- Objective:
Return all lines below containing the word "this".
<<<<
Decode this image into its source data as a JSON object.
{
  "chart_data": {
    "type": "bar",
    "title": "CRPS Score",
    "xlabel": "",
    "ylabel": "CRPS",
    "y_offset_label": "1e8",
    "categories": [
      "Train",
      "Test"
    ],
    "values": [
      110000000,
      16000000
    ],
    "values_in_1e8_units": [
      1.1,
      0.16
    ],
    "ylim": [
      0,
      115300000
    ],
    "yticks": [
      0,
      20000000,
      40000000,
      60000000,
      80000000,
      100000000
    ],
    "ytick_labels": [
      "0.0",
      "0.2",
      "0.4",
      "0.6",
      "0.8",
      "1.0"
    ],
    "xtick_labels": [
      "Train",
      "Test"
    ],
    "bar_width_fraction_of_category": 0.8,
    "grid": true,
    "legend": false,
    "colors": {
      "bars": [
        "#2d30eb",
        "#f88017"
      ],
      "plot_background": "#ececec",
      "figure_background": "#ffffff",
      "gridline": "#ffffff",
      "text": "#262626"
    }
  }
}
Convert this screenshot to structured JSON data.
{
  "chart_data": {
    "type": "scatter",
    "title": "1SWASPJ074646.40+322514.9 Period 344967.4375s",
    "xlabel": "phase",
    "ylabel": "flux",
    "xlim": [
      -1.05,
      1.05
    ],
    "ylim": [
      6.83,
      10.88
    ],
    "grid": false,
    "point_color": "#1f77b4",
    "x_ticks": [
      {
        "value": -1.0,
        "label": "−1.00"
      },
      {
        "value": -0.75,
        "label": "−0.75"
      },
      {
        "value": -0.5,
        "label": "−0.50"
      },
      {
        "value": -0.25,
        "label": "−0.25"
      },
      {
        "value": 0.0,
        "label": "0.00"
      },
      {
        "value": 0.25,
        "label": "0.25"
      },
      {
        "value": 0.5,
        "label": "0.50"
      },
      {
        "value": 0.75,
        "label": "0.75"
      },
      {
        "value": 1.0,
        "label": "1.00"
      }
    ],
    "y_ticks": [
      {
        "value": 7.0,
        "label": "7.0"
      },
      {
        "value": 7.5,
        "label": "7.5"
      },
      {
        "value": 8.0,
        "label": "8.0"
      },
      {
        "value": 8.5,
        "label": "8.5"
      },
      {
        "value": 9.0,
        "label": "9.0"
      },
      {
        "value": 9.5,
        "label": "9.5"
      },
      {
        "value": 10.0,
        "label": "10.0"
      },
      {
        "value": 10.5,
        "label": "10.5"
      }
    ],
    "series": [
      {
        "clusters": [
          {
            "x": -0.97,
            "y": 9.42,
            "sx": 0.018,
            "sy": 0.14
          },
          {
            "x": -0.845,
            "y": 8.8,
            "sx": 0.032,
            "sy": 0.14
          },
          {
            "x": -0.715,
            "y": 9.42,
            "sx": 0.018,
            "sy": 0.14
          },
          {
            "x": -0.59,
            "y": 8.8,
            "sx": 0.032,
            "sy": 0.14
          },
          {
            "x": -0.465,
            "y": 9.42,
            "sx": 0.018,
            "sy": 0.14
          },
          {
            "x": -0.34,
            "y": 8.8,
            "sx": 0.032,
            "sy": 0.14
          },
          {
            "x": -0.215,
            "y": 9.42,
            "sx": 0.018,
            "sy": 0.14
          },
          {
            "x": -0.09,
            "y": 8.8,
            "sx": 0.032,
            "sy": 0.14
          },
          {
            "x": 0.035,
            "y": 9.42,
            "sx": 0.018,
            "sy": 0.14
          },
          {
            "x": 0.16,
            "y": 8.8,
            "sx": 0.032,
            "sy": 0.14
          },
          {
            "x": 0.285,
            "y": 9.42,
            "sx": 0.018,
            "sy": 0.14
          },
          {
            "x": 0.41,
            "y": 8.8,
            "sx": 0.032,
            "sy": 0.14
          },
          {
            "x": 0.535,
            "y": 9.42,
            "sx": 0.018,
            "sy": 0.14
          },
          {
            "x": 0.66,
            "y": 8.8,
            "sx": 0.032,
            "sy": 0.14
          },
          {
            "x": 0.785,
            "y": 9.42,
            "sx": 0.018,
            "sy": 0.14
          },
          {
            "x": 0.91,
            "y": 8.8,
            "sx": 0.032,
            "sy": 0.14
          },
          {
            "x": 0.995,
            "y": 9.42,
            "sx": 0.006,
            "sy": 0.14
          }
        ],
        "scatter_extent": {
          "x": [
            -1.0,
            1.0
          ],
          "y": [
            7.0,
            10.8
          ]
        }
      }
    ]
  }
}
>>>>
- Exercise solution:
Decode this image into its source data as a JSON object.
Convert this screenshot to structured JSON data.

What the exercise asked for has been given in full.